AIM> Type out the records that follow, exactly as given.

GIVEN RECORDS>
--*--
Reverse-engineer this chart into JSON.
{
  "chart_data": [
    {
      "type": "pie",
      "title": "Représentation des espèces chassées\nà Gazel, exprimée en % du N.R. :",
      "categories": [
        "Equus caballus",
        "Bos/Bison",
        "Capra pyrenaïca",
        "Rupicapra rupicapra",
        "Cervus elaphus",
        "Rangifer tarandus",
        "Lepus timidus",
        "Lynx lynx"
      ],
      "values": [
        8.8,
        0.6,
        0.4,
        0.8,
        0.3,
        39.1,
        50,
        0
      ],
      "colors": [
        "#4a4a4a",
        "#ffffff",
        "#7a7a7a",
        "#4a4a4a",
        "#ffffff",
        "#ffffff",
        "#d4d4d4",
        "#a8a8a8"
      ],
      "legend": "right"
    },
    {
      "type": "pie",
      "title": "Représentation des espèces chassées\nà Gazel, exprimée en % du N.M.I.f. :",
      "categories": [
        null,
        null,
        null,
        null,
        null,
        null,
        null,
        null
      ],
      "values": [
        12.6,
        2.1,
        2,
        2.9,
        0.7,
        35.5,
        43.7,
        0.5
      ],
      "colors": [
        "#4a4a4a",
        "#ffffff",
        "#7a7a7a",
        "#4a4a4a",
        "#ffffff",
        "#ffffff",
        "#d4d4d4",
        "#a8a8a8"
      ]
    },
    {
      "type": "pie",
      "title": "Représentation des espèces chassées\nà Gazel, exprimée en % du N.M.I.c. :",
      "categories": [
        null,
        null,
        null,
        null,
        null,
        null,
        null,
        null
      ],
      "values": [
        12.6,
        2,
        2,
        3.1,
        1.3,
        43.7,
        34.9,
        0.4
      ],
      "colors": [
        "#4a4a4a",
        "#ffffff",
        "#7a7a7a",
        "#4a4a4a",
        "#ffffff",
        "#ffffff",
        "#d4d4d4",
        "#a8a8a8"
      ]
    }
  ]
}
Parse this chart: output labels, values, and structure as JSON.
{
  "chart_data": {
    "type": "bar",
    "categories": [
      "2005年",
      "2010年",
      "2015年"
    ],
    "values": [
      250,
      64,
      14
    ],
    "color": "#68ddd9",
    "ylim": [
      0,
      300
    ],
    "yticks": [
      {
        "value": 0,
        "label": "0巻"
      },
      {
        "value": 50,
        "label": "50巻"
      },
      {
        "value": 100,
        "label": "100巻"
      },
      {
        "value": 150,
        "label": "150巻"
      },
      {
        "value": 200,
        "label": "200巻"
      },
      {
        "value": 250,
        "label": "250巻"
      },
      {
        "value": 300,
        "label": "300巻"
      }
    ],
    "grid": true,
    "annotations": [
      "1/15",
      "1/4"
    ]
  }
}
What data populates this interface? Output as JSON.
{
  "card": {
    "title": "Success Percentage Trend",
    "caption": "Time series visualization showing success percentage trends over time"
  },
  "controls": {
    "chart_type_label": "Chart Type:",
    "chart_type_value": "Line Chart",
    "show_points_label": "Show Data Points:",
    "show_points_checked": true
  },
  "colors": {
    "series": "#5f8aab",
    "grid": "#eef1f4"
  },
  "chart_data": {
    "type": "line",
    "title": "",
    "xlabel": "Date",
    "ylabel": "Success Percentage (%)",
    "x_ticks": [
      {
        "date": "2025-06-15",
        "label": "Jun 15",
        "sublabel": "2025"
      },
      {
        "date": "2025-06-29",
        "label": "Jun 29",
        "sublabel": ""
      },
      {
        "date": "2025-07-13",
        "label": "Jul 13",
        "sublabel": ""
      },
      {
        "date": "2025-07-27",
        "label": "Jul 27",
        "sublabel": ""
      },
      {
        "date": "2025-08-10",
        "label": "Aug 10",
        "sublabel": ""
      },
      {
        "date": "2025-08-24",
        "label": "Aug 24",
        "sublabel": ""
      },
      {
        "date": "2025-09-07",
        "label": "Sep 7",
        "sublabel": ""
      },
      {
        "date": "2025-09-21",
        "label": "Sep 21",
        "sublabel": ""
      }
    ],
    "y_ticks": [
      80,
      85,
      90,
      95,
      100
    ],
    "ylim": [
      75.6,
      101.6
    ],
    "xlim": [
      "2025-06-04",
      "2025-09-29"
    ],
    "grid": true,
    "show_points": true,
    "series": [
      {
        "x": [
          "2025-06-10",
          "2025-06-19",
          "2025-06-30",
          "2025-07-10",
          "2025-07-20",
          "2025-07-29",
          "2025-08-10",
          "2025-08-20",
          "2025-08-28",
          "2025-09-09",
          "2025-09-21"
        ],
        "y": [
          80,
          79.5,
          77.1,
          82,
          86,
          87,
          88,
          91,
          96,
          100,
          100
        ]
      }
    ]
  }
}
--*--
CORRECT RESPONSE>
Reverse-engineer this chart into JSON.
{
  "chart_data": [
    {
      "type": "pie",
      "title": "Représentation des espèces chassées\nà Gazel, exprimée en % du N.R. :",
      "categories": [
        "Equus caballus",
        "Bos/Bison",
        "Capra pyrenaïca",
        "Rupicapra rupicapra",
        "Cervus elaphus",
        "Rangifer tarandus",
        "Lepus timidus",
        "Lynx lynx"
      ],
      "values": [
        8.8,
        0.6,
        0.4,
        0.8,
        0.3,
        39.1,
        50,
        0
      ],
      "colors": [
        "#4a4a4a",
        "#ffffff",
        "#7a7a7a",
        "#4a4a4a",
        "#ffffff",
        "#ffffff",
        "#d4d4d4",
        "#a8a8a8"
      ],
      "legend": "right"
    },
    {
      "type": "pie",
      "title": "Représentation des espèces chassées\nà Gazel, exprimée en % du N.M.I.f. :",
      "categories": [
        null,
        null,
        null,
        null,
        null,
        null,
        null,
        null
      ],
      "values": [
        12.6,
        2.1,
        2,
        2.9,
        0.7,
        35.5,
        43.7,
        0.5
      ],
      "colors": [
        "#4a4a4a",
        "#ffffff",
        "#7a7a7a",
        "#4a4a4a",
        "#ffffff",
        "#ffffff",
        "#d4d4d4",
        "#a8a8a8"
      ]
    },
    {
      "type": "pie",
      "title": "Représentation des espèces chassées\nà Gazel, exprimée en % du N.M.I.c. :",
      "categories": [
        null,
        null,
        null,
        null,
        null,
        null,
        null,
        null
      ],
      "values": [
        12.6,
        2,
        2,
        3.1,
        1.3,
        43.7,
        34.9,
        0.4
      ],
      "colors": [
        "#4a4a4a",
        "#ffffff",
        "#7a7a7a",
        "#4a4a4a",
        "#ffffff",
        "#ffffff",
        "#d4d4d4",
        "#a8a8a8"
      ]
    }
  ]
}
Parse this chart: output labels, values, and structure as JSON.
{
  "chart_data": {
    "type": "bar",
    "categories": [
      "2005年",
      "2010年",
      "2015年"
    ],
    "values": [
      250,
      64,
      14
    ],
    "color": "#68ddd9",
    "ylim": [
      0,
      300
    ],
    "yticks": [
      {
        "value": 0,
        "label": "0巻"
      },
      {
        "value": 50,
        "label": "50巻"
      },
      {
        "value": 100,
        "label": "100巻"
      },
      {
        "value": 150,
        "label": "150巻"
      },
      {
        "value": 200,
        "label": "200巻"
      },
      {
        "value": 250,
        "label": "250巻"
      },
      {
        "value": 300,
        "label": "300巻"
      }
    ],
    "grid": true,
    "annotations": [
      "1/15",
      "1/4"
    ]
  }
}
What data populates this interface? Output as JSON.
{
  "card": {
    "title": "Success Percentage Trend",
    "caption": "Time series visualization showing success percentage trends over time"
  },
  "controls": {
    "chart_type_label": "Chart Type:",
    "chart_type_value": "Line Chart",
    "show_points_label": "Show Data Points:",
    "show_points_checked": true
  },
  "colors": {
    "series": "#5f8aab",
    "grid": "#eef1f4"
  },
  "chart_data": {
    "type": "line",
    "title": "",
    "xlabel": "Date",
    "ylabel": "Success Percentage (%)",
    "x_ticks": [
      {
        "date": "2025-06-15",
        "label": "Jun 15",
        "sublabel": "2025"
      },
      {
        "date": "2025-06-29",
        "label": "Jun 29",
        "sublabel": ""
      },
      {
        "date": "2025-07-13",
        "label": "Jul 13",
        "sublabel": ""
      },
      {
        "date": "2025-07-27",
        "label": "Jul 27",
        "sublabel": ""
      },
      {
        "date": "2025-08-10",
        "label": "Aug 10",
        "sublabel": ""
      },
      {
        "date": "2025-08-24",
        "label": "Aug 24",
        "sublabel": ""
      },
      {
        "date": "2025-09-07",
        "label": "Sep 7",
        "sublabel": ""
      },
      {
        "date": "2025-09-21",
        "label": "Sep 21",
        "sublabel": ""
      }
    ],
    "y_ticks": [
      80,
      85,
      90,
      95,
      100
    ],
    "ylim": [
      75.6,
      101.6
    ],
    "xlim": [
      "2025-06-04",
      "2025-09-29"
    ],
    "grid": true,
    "show_points": true,
    "series": [
      {
        "x": [
          "2025-06-10",
          "2025-06-19",
          "2025-06-30",
          "2025-07-10",
          "2025-07-20",
          "2025-07-29",
          "2025-08-10",
          "2025-08-20",
          "2025-08-28",
          "2025-09-09",
          "2025-09-21"
        ],
        "y": [
          80,
          79.5,
          77.1,
          82,
          86,
          87,
          88,
          91,
          96,
          100,
          100
        ]
      }
    ]
  }
}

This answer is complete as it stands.